Start Records supplied

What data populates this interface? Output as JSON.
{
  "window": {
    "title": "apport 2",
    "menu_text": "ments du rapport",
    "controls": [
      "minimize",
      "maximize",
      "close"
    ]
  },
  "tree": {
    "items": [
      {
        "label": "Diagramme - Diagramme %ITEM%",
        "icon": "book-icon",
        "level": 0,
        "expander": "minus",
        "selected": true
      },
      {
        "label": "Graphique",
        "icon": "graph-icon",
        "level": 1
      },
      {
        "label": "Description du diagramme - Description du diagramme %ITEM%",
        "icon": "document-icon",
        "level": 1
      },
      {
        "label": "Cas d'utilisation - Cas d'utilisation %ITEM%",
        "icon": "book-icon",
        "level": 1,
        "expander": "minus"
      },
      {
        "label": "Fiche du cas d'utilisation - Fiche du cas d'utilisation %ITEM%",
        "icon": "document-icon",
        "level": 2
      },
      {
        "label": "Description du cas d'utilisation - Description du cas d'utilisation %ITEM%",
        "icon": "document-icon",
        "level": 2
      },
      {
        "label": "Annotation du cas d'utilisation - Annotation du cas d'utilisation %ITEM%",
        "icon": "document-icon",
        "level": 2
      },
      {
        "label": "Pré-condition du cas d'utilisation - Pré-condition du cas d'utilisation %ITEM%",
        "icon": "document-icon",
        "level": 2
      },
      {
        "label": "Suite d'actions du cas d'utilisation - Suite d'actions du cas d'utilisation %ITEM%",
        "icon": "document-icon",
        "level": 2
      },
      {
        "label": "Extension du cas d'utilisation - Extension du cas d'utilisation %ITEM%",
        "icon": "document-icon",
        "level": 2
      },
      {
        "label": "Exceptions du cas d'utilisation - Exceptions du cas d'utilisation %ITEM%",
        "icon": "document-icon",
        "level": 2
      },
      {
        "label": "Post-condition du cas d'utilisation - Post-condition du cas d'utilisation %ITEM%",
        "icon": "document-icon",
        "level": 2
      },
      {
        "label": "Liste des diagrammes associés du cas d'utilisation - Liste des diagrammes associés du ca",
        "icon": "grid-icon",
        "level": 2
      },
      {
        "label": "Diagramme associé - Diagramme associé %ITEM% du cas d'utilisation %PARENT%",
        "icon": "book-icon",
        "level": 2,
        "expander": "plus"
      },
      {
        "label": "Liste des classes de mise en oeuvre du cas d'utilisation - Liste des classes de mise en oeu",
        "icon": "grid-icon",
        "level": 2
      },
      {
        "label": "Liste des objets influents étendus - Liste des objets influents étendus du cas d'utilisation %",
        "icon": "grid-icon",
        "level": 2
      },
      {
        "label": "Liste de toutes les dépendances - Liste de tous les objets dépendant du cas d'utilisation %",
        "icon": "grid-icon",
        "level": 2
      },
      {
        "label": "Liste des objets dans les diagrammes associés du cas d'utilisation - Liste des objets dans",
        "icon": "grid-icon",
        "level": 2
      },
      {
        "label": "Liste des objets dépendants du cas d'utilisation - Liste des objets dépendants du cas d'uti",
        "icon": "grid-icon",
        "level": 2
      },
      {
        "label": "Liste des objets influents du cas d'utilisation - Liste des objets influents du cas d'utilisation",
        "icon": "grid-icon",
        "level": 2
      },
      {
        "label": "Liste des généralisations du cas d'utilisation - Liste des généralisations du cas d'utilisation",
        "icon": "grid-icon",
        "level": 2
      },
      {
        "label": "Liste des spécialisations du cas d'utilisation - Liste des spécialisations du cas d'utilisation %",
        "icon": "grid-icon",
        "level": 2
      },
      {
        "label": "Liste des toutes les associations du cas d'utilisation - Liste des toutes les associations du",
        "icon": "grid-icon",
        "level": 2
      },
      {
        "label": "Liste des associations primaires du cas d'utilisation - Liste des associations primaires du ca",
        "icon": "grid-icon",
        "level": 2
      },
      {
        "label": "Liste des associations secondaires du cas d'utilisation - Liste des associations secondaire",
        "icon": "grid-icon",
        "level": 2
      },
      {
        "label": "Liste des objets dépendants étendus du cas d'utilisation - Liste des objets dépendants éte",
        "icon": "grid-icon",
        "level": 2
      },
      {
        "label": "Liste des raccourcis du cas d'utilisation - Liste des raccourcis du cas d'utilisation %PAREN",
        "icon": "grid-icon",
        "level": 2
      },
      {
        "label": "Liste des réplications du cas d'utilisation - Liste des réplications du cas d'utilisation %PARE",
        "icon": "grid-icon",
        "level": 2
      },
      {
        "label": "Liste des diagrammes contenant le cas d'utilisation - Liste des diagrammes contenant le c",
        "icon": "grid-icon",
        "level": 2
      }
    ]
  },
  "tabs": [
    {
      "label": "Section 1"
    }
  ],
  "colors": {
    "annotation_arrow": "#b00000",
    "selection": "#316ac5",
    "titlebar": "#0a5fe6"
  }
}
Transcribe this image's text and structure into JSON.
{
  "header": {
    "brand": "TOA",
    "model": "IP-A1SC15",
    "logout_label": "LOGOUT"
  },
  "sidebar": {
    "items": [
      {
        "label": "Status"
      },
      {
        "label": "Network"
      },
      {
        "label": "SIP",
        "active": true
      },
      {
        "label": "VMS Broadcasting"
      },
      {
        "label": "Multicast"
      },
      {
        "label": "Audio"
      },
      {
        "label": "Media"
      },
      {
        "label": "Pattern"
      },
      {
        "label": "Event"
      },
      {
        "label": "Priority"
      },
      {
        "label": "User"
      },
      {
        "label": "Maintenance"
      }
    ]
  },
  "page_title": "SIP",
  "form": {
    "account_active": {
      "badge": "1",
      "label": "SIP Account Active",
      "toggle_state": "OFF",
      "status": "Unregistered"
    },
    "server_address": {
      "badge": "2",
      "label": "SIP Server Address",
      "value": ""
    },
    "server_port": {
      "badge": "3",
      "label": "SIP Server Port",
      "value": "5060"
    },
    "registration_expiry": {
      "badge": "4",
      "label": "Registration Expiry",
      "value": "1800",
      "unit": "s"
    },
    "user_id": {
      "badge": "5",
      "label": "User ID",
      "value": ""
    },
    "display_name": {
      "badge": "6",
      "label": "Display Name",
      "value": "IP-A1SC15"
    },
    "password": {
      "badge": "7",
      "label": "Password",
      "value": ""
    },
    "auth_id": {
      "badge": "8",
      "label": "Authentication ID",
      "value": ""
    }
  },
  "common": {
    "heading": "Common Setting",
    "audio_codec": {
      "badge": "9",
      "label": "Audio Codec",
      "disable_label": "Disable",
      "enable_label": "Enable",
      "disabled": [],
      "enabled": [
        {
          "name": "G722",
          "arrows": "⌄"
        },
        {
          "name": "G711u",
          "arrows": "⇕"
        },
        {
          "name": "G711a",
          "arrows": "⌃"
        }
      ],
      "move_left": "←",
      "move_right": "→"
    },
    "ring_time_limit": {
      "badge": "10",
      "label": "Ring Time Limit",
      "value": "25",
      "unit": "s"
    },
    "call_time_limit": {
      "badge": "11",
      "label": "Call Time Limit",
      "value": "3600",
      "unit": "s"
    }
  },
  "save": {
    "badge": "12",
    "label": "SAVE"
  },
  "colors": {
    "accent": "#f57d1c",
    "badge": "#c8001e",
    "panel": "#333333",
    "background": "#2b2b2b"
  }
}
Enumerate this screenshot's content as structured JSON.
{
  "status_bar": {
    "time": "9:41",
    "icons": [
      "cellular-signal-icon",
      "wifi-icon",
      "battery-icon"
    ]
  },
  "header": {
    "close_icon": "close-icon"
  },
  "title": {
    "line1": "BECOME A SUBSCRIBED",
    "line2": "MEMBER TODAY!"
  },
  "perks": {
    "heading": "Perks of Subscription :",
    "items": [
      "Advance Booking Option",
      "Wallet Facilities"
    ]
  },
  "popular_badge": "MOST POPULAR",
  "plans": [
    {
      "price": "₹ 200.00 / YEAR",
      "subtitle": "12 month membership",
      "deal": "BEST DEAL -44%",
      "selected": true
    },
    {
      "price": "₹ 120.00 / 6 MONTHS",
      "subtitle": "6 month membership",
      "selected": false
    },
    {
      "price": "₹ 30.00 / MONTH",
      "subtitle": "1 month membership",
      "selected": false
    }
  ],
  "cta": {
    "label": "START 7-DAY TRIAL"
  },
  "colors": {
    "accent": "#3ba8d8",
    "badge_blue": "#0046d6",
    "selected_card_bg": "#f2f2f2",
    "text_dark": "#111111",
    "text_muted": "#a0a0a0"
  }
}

End Records supplied

__Goal of the exercise__. Determine the number of lines in the records that include the string "influents", and respond with that number only.

__Exercise output__. 2